- _Task description_
Gather all lines in the data that hold the string "this".
--- Start of Information shown ---
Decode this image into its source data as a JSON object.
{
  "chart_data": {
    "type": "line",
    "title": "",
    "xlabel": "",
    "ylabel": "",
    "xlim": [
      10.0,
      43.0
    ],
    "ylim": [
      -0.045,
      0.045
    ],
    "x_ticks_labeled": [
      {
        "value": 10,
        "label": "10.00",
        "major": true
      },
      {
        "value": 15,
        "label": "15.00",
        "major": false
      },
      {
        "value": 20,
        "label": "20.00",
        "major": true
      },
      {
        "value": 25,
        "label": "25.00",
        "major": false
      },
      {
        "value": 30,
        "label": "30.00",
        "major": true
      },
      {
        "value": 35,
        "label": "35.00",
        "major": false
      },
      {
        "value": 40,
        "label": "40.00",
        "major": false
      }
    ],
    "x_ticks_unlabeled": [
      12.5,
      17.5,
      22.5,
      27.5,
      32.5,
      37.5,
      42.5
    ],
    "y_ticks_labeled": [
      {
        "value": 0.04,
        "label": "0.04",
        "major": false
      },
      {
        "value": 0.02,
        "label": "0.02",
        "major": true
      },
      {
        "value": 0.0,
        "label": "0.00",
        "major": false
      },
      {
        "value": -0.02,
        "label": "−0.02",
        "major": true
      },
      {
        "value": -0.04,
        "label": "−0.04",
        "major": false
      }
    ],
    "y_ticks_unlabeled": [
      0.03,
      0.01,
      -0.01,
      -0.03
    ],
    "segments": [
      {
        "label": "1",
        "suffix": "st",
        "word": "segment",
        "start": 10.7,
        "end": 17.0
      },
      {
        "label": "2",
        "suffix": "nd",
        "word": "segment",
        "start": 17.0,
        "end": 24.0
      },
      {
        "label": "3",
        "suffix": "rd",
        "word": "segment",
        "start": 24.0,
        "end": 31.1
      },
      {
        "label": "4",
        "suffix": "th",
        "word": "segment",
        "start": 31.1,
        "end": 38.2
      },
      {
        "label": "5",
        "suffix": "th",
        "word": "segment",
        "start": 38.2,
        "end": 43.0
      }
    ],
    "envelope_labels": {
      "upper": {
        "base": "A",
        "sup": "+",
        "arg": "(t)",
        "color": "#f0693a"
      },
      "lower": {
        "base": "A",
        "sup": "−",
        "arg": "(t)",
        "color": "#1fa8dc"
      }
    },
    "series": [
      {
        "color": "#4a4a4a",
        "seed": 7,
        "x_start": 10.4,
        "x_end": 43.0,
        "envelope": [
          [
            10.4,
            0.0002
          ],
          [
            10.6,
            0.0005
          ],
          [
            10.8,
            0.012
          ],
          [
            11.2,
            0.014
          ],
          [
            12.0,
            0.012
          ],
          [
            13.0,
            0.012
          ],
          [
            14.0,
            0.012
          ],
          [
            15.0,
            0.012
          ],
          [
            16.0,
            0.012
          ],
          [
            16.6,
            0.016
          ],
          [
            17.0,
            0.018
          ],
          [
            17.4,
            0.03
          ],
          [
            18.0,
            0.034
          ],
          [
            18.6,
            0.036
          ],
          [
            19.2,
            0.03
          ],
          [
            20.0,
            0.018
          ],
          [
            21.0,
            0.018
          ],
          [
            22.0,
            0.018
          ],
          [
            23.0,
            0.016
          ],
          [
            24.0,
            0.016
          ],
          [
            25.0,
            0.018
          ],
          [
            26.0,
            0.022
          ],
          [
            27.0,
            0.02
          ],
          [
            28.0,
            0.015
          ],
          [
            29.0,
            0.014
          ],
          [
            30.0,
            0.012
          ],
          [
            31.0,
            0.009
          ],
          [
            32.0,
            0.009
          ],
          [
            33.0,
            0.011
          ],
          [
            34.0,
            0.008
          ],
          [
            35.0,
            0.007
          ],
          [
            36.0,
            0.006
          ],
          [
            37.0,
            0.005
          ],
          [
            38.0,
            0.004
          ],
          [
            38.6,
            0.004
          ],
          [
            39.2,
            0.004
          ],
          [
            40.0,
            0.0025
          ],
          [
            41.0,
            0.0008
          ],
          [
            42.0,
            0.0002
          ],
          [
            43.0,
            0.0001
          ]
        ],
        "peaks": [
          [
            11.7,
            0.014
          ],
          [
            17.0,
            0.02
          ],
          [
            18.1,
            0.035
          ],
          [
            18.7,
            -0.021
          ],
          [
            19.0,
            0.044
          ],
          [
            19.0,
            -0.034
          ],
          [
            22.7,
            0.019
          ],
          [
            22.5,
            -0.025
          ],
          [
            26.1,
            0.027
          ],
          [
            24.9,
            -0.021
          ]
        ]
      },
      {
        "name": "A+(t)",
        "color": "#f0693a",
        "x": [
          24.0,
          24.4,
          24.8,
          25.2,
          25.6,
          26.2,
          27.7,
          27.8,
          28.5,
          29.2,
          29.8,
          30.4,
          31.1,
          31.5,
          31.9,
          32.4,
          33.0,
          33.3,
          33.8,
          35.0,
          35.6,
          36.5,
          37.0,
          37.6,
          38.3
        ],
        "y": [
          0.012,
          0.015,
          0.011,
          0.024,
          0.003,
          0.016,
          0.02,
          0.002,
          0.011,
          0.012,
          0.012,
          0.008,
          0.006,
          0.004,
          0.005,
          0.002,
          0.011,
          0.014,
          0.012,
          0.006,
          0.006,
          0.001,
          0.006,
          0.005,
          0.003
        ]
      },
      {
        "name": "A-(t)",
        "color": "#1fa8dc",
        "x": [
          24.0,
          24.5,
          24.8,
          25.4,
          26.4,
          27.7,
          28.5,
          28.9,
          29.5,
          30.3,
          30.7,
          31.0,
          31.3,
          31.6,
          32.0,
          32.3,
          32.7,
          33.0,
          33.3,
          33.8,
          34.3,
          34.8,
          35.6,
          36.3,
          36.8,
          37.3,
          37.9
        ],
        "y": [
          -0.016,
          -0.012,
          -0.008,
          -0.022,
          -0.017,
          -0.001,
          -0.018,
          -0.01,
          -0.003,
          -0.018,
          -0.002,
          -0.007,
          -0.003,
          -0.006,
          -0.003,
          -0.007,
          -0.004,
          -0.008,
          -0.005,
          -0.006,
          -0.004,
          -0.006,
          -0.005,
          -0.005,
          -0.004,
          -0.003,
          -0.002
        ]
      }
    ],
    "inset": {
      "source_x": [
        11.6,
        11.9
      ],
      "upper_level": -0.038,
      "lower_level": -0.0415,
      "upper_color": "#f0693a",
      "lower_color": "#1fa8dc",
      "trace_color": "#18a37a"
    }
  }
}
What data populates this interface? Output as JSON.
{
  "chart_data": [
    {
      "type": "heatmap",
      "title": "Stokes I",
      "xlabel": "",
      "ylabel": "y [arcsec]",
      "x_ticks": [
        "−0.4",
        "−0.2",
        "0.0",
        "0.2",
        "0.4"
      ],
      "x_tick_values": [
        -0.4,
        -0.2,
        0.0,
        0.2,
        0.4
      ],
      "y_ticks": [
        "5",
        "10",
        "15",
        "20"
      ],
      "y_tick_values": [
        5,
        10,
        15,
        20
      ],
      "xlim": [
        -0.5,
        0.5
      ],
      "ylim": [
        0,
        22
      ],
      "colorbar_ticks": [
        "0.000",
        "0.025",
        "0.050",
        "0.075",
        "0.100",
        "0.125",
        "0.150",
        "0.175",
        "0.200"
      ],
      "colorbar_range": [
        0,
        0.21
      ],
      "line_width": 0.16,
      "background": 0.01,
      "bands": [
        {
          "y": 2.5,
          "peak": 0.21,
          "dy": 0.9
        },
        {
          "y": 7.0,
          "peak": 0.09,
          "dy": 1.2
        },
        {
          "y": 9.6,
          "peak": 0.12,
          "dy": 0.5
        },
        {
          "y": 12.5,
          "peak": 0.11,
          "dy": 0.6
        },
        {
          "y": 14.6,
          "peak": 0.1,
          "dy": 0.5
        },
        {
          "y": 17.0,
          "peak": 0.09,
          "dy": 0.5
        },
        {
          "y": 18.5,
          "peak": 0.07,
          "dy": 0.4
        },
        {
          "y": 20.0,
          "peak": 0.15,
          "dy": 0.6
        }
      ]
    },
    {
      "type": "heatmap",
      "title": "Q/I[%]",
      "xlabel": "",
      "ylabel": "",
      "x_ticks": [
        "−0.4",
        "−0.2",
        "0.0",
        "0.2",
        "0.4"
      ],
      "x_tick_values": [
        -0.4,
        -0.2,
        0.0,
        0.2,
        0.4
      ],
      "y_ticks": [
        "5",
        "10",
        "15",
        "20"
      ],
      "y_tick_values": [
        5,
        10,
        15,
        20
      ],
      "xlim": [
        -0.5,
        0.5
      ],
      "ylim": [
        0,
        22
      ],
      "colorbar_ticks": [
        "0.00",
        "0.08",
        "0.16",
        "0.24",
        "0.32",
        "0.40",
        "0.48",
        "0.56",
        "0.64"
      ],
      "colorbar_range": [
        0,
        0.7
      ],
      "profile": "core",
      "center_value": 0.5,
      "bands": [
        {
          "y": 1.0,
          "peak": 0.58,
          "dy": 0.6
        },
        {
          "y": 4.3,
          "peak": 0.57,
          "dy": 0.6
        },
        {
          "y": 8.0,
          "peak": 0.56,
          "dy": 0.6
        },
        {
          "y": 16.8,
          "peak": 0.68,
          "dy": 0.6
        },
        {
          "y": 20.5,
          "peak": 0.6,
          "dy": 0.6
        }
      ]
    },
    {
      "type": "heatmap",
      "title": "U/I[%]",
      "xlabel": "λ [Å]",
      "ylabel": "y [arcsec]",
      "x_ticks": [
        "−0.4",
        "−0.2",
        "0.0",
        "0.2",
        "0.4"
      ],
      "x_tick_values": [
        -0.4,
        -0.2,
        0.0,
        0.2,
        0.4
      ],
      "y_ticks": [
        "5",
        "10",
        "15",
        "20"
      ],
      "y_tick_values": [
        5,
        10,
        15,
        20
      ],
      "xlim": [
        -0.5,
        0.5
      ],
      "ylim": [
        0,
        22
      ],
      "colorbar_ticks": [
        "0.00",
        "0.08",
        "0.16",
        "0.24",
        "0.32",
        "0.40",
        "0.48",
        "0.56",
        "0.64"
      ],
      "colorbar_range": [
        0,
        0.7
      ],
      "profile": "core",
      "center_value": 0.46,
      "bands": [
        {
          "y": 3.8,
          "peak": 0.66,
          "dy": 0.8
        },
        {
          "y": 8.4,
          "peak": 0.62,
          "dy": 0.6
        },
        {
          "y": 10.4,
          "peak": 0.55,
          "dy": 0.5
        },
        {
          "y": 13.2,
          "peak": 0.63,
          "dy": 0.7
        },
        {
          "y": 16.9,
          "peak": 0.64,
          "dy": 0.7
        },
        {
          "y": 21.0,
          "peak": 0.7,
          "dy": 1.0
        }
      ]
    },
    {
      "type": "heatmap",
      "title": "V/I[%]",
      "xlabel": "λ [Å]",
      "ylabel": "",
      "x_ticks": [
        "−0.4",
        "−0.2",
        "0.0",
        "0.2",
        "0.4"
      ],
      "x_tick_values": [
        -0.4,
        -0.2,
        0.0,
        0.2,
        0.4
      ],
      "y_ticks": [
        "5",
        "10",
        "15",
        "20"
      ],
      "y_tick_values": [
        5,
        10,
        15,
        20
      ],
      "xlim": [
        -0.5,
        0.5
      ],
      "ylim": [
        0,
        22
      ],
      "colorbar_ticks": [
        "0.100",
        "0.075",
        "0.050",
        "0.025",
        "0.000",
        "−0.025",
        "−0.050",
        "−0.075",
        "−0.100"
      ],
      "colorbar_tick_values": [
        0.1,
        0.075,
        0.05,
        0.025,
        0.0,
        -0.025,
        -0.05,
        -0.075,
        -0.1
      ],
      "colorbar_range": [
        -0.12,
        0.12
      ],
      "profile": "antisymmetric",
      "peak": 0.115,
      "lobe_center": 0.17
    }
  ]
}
--- End of Information shown ---
- _Written solution_
Decode this image into its source data as a JSON object.
What data populates this interface? Output as JSON.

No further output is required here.